**TASK TO COMPLETE**
Output all entries verbatim. Skip pictures.
########
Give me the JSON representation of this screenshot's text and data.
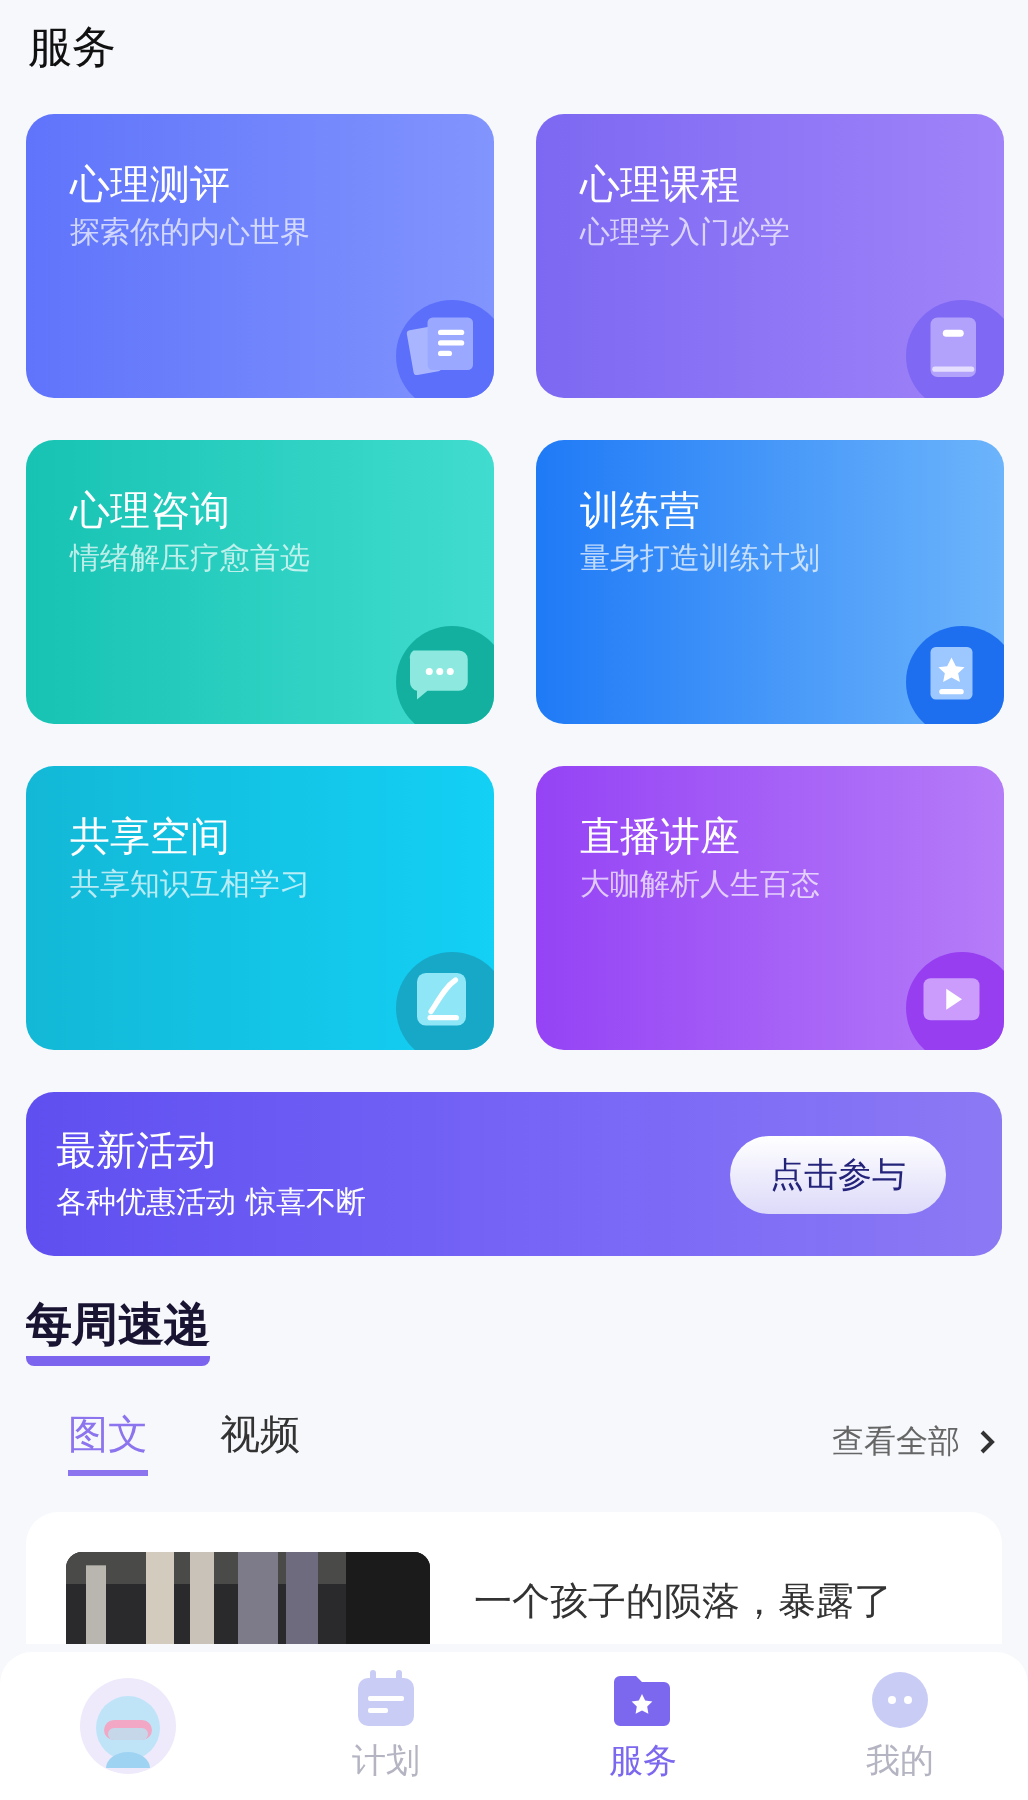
{
  "header": {
    "title": "服务"
  },
  "services": [
    {
      "kind": "test",
      "title": "心理测评",
      "subtitle": "探索你的内心世界"
    },
    {
      "kind": "course",
      "title": "心理课程",
      "subtitle": "心理学入门必学"
    },
    {
      "kind": "consult",
      "title": "心理咨询",
      "subtitle": "情绪解压疗愈首选"
    },
    {
      "kind": "camp",
      "title": "训练营",
      "subtitle": "量身打造训练计划"
    },
    {
      "kind": "share",
      "title": "共享空间",
      "subtitle": "共享知识互相学习"
    },
    {
      "kind": "live",
      "title": "直播讲座",
      "subtitle": "大咖解析人生百态"
    }
  ],
  "banner": {
    "title": "最新活动",
    "subtitle": "各种优惠活动 惊喜不断",
    "button": "点击参与"
  },
  "weekly": {
    "title": "每周速递",
    "tabs": [
      {
        "label": "图文",
        "selected": true
      },
      {
        "label": "视频",
        "selected": false
      }
    ],
    "view_all": "查看全部",
    "articles": [
      {
        "title": "一个孩子的陨落，暴露了"
      }
    ]
  },
  "nav": [
    {
      "kind": "avatar",
      "selected": false
    },
    {
      "kind": "plan",
      "label": "计划",
      "selected": false
    },
    {
      "kind": "service",
      "label": "服务",
      "selected": true
    },
    {
      "kind": "me",
      "label": "我的",
      "selected": false
    }
  ]
}
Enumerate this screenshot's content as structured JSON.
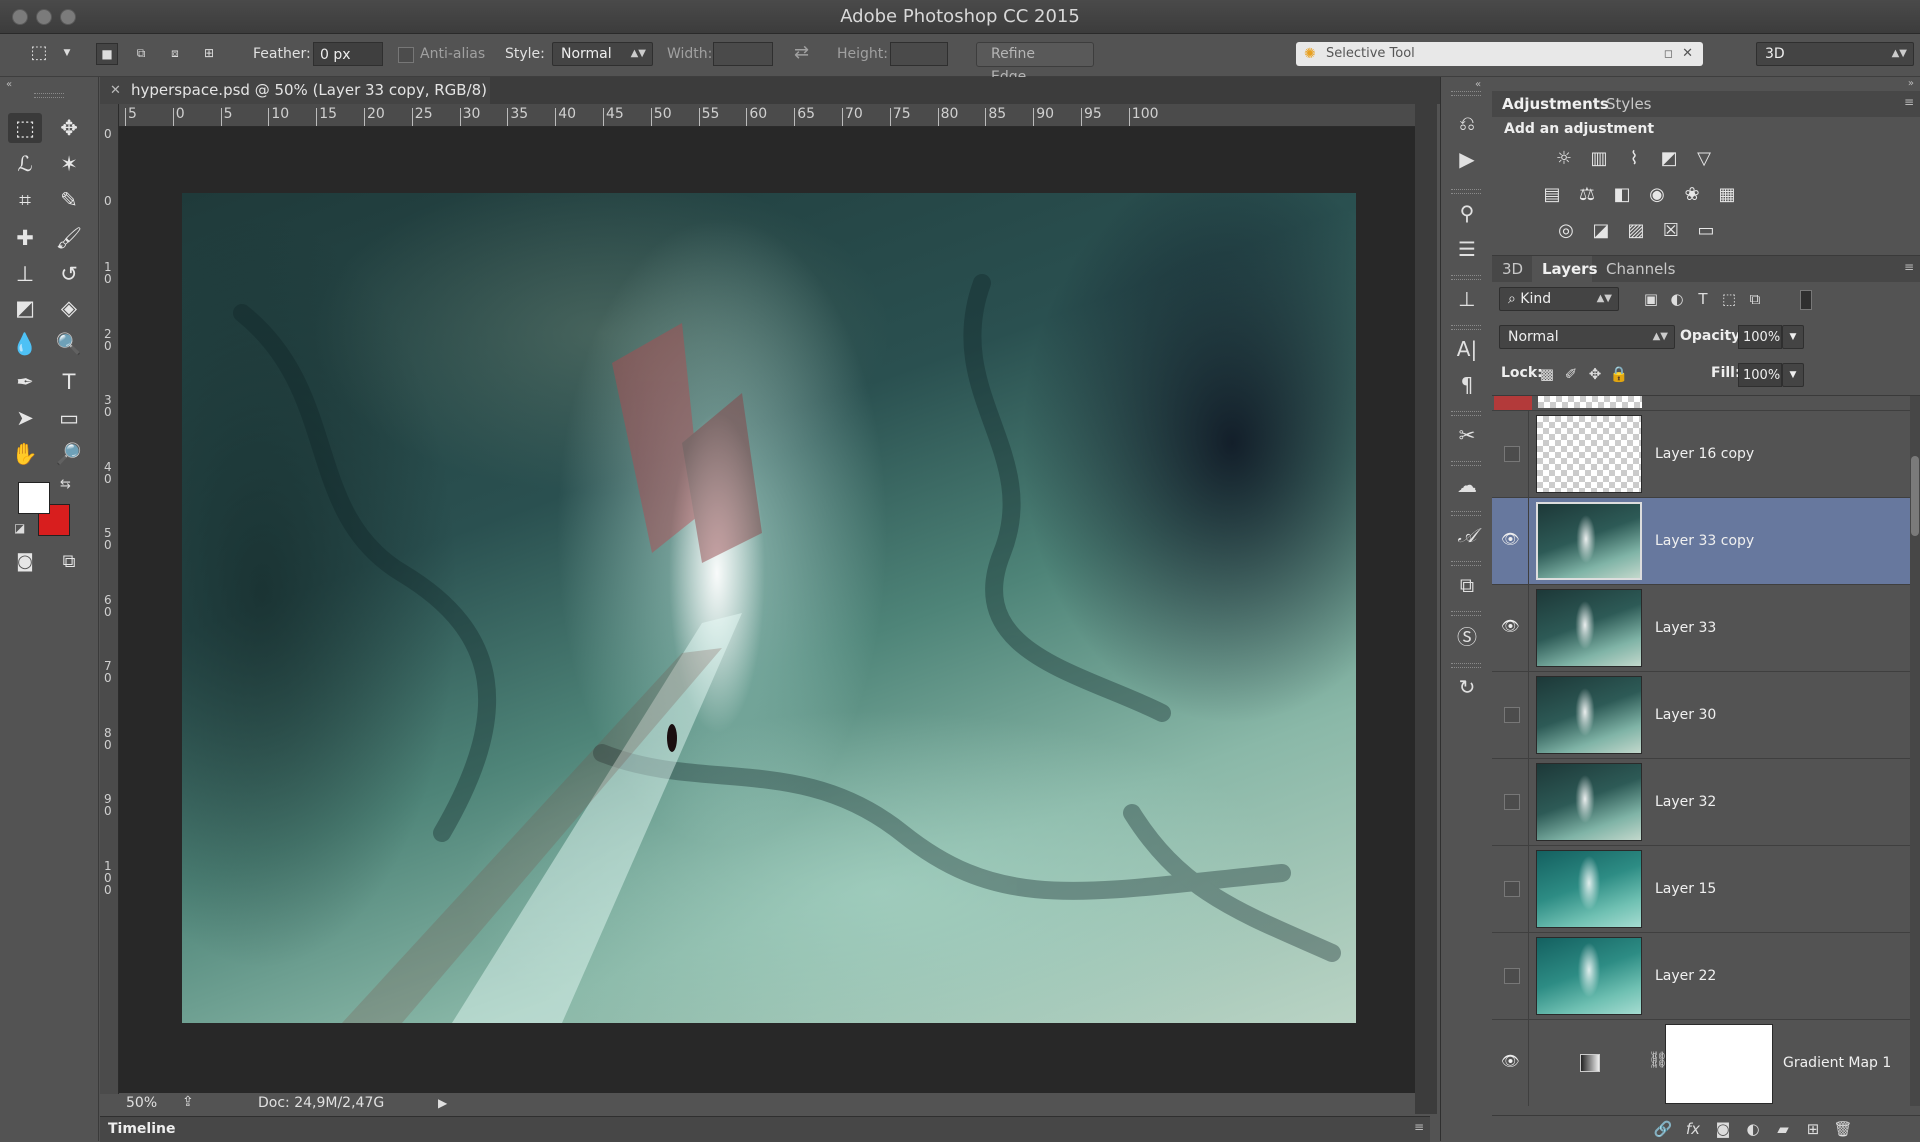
{
  "app": {
    "title": "Adobe Photoshop CC 2015"
  },
  "options_bar": {
    "feather_label": "Feather:",
    "feather_value": "0 px",
    "anti_alias_label": "Anti-alias",
    "style_label": "Style:",
    "style_value": "Normal",
    "width_label": "Width:",
    "height_label": "Height:",
    "refine_edge_label": "Refine Edge...",
    "workspace_value": "3D"
  },
  "search_panel": {
    "label": "Selective Tool"
  },
  "document": {
    "tab_title": "hyperspace.psd @ 50% (Layer 33 copy, RGB/8)",
    "zoom": "50%",
    "doc_info": "Doc: 24,9M/2,47G"
  },
  "rulers": {
    "horizontal": [
      "5",
      "0",
      "5",
      "10",
      "15",
      "20",
      "25",
      "30",
      "35",
      "40",
      "45",
      "50",
      "55",
      "60",
      "65",
      "70",
      "75",
      "80",
      "85",
      "90",
      "95",
      "100"
    ],
    "vertical": [
      "0",
      "0",
      "1\n0",
      "2\n0",
      "3\n0",
      "4\n0",
      "5\n0",
      "6\n0",
      "7\n0",
      "8\n0",
      "9\n0",
      "1\n0\n0"
    ]
  },
  "timeline": {
    "label": "Timeline"
  },
  "colors": {
    "foreground": "#ffffff",
    "background": "#d81e1e",
    "selected_layer": "#67789e"
  },
  "adjustments_panel": {
    "tabs": [
      "Adjustments",
      "Styles"
    ],
    "heading": "Add an adjustment"
  },
  "layers_panel": {
    "tabs": [
      "3D",
      "Layers",
      "Channels"
    ],
    "filter_kind": "Kind",
    "blend_mode": "Normal",
    "opacity_label": "Opacity:",
    "opacity_value": "100%",
    "lock_label": "Lock:",
    "fill_label": "Fill:",
    "fill_value": "100%",
    "layers": [
      {
        "name": "Layer 16 copy",
        "visible": false,
        "selected": false
      },
      {
        "name": "Layer 33 copy",
        "visible": true,
        "selected": true
      },
      {
        "name": "Layer 33",
        "visible": true,
        "selected": false
      },
      {
        "name": "Layer 30",
        "visible": false,
        "selected": false
      },
      {
        "name": "Layer 32",
        "visible": false,
        "selected": false
      },
      {
        "name": "Layer 15",
        "visible": false,
        "selected": false
      },
      {
        "name": "Layer 22",
        "visible": false,
        "selected": false
      },
      {
        "name": "Gradient Map 1",
        "visible": true,
        "selected": false
      }
    ]
  }
}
########
**ANSWER BELOW**
Give me the JSON representation of this screenshot's text and data.
{
  "header": {
    "title": "服务"
  },
  "services": [
    {
      "kind": "test",
      "title": "心理测评",
      "subtitle": "探索你的内心世界"
    },
    {
      "kind": "course",
      "title": "心理课程",
      "subtitle": "心理学入门必学"
    },
    {
      "kind": "consult",
      "title": "心理咨询",
      "subtitle": "情绪解压疗愈首选"
    },
    {
      "kind": "camp",
      "title": "训练营",
      "subtitle": "量身打造训练计划"
    },
    {
      "kind": "share",
      "title": "共享空间",
      "subtitle": "共享知识互相学习"
    },
    {
      "kind": "live",
      "title": "直播讲座",
      "subtitle": "大咖解析人生百态"
    }
  ],
  "banner": {
    "title": "最新活动",
    "subtitle": "各种优惠活动 惊喜不断",
    "button": "点击参与"
  },
  "weekly": {
    "title": "每周速递",
    "tabs": [
      {
        "label": "图文",
        "selected": true
      },
      {
        "label": "视频",
        "selected": false
      }
    ],
    "view_all": "查看全部",
    "articles": [
      {
        "title": "一个孩子的陨落，暴露了"
      }
    ]
  },
  "nav": [
    {
      "kind": "avatar",
      "selected": false
    },
    {
      "kind": "plan",
      "label": "计划",
      "selected": false
    },
    {
      "kind": "service",
      "label": "服务",
      "selected": true
    },
    {
      "kind": "me",
      "label": "我的",
      "selected": false
    }
  ]
}
Enumerate this screenshot's content as structured JSON.
{
  "app": {
    "title": "Adobe Photoshop CC 2015"
  },
  "options_bar": {
    "feather_label": "Feather:",
    "feather_value": "0 px",
    "anti_alias_label": "Anti-alias",
    "style_label": "Style:",
    "style_value": "Normal",
    "width_label": "Width:",
    "height_label": "Height:",
    "refine_edge_label": "Refine Edge...",
    "workspace_value": "3D"
  },
  "search_panel": {
    "label": "Selective Tool"
  },
  "document": {
    "tab_title": "hyperspace.psd @ 50% (Layer 33 copy, RGB/8)",
    "zoom": "50%",
    "doc_info": "Doc: 24,9M/2,47G"
  },
  "rulers": {
    "horizontal": [
      "5",
      "0",
      "5",
      "10",
      "15",
      "20",
      "25",
      "30",
      "35",
      "40",
      "45",
      "50",
      "55",
      "60",
      "65",
      "70",
      "75",
      "80",
      "85",
      "90",
      "95",
      "100"
    ],
    "vertical": [
      "0",
      "0",
      "1\n0",
      "2\n0",
      "3\n0",
      "4\n0",
      "5\n0",
      "6\n0",
      "7\n0",
      "8\n0",
      "9\n0",
      "1\n0\n0"
    ]
  },
  "timeline": {
    "label": "Timeline"
  },
  "colors": {
    "foreground": "#ffffff",
    "background": "#d81e1e",
    "selected_layer": "#67789e"
  },
  "adjustments_panel": {
    "tabs": [
      "Adjustments",
      "Styles"
    ],
    "heading": "Add an adjustment"
  },
  "layers_panel": {
    "tabs": [
      "3D",
      "Layers",
      "Channels"
    ],
    "filter_kind": "Kind",
    "blend_mode": "Normal",
    "opacity_label": "Opacity:",
    "opacity_value": "100%",
    "lock_label": "Lock:",
    "fill_label": "Fill:",
    "fill_value": "100%",
    "layers": [
      {
        "name": "Layer 16 copy",
        "visible": false,
        "selected": false
      },
      {
        "name": "Layer 33 copy",
        "visible": true,
        "selected": true
      },
      {
        "name": "Layer 33",
        "visible": true,
        "selected": false
      },
      {
        "name": "Layer 30",
        "visible": false,
        "selected": false
      },
      {
        "name": "Layer 32",
        "visible": false,
        "selected": false
      },
      {
        "name": "Layer 15",
        "visible": false,
        "selected": false
      },
      {
        "name": "Layer 22",
        "visible": false,
        "selected": false
      },
      {
        "name": "Gradient Map 1",
        "visible": true,
        "selected": false
      }
    ]
  }
}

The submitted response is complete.